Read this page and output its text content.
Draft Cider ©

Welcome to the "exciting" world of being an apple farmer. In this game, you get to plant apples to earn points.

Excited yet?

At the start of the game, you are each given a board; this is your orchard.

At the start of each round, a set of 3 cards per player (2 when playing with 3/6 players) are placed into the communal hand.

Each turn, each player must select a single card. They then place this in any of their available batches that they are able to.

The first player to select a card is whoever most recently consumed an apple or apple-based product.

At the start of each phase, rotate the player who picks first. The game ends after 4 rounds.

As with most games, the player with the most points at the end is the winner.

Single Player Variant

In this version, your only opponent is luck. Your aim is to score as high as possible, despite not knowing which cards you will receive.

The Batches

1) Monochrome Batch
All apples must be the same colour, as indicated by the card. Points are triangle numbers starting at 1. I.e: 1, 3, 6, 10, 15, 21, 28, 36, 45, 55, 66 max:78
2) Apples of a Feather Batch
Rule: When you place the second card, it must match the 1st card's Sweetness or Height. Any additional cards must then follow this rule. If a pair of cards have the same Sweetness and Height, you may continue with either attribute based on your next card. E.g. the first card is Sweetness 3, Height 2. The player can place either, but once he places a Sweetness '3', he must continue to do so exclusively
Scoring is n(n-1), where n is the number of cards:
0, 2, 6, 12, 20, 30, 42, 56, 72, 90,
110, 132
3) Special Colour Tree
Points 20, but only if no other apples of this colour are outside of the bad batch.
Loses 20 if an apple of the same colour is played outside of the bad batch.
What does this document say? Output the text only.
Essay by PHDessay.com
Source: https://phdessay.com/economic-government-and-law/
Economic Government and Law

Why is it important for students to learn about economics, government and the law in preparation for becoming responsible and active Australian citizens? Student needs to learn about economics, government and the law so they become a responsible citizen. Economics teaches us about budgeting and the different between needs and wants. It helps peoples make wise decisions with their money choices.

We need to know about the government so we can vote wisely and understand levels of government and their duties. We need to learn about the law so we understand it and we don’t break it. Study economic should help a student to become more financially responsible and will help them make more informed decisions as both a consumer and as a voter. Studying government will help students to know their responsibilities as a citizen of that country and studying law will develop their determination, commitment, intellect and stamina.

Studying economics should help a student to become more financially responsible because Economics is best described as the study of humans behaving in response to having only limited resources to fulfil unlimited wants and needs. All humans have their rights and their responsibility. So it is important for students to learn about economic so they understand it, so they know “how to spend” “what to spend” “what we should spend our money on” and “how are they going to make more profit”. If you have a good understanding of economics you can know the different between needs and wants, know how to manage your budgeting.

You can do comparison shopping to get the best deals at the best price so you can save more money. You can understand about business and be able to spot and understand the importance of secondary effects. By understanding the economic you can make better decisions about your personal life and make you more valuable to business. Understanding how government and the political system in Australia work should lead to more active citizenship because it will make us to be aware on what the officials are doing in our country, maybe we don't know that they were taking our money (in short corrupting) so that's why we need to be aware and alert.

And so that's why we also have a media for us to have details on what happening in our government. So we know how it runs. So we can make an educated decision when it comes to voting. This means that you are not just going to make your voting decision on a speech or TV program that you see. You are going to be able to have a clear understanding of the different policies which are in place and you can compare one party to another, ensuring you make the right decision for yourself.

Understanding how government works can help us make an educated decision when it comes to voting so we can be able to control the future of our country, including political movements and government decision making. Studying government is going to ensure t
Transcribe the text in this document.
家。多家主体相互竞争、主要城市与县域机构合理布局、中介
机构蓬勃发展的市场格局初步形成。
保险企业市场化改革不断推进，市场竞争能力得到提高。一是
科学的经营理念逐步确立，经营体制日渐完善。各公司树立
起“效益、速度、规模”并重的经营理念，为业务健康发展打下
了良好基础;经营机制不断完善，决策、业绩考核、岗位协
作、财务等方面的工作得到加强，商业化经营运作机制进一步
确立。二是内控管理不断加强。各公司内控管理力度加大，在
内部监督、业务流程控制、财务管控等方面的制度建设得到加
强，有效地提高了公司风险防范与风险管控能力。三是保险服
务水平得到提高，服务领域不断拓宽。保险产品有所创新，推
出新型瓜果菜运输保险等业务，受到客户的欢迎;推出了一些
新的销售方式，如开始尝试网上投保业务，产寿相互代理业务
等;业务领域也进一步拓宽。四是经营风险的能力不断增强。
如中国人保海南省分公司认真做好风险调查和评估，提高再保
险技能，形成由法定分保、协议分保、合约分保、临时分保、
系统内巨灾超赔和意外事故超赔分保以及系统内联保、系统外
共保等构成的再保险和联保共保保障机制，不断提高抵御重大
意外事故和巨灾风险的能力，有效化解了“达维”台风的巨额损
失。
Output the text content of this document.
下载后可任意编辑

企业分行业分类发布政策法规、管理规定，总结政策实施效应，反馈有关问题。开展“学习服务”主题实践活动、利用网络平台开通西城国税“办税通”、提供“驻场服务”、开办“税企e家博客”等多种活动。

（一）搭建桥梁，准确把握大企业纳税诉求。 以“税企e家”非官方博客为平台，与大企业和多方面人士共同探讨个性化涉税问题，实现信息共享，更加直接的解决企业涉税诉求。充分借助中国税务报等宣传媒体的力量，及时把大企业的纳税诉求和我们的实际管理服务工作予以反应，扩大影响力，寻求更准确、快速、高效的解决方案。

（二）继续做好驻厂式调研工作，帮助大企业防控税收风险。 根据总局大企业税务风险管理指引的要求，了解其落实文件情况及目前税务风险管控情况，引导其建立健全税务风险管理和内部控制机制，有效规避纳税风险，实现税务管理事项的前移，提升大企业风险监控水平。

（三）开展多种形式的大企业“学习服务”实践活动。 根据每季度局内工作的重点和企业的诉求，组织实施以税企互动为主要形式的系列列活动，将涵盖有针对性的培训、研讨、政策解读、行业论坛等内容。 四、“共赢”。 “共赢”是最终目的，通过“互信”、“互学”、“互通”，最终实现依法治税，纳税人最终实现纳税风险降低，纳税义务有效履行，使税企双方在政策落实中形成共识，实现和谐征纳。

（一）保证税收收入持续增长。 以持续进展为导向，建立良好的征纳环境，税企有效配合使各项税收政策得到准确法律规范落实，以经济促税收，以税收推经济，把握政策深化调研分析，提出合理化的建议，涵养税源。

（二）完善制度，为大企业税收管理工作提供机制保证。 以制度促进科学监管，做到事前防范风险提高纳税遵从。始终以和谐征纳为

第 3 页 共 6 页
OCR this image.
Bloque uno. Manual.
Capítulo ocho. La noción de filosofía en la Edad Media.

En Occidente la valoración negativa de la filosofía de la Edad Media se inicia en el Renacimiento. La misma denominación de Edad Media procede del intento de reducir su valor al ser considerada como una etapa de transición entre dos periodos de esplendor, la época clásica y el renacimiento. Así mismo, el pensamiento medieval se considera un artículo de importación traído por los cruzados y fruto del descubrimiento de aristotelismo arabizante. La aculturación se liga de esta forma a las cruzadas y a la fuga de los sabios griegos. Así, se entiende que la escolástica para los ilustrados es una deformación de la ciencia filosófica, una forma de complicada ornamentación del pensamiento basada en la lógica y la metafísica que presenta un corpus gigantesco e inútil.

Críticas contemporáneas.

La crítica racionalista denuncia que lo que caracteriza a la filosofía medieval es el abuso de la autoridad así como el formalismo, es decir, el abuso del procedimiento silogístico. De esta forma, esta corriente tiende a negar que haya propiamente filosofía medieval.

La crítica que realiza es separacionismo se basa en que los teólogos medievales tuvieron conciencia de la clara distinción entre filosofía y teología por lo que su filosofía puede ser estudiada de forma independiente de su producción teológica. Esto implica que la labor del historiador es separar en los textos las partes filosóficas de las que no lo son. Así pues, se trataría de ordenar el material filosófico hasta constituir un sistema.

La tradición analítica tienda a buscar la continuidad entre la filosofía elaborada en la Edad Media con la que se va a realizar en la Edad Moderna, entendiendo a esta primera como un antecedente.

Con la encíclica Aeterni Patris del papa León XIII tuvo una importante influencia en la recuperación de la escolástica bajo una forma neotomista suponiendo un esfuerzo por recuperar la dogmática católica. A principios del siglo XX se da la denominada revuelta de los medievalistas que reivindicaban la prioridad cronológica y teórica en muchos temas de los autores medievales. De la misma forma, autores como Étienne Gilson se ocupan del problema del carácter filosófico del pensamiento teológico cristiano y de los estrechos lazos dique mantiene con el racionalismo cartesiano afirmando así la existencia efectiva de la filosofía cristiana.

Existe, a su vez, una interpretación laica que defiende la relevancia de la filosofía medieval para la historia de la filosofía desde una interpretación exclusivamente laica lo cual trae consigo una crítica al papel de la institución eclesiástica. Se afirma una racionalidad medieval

____________

From the data above, count the lines where "same" occurs and give that figure and nothing else.

**Final result:**
3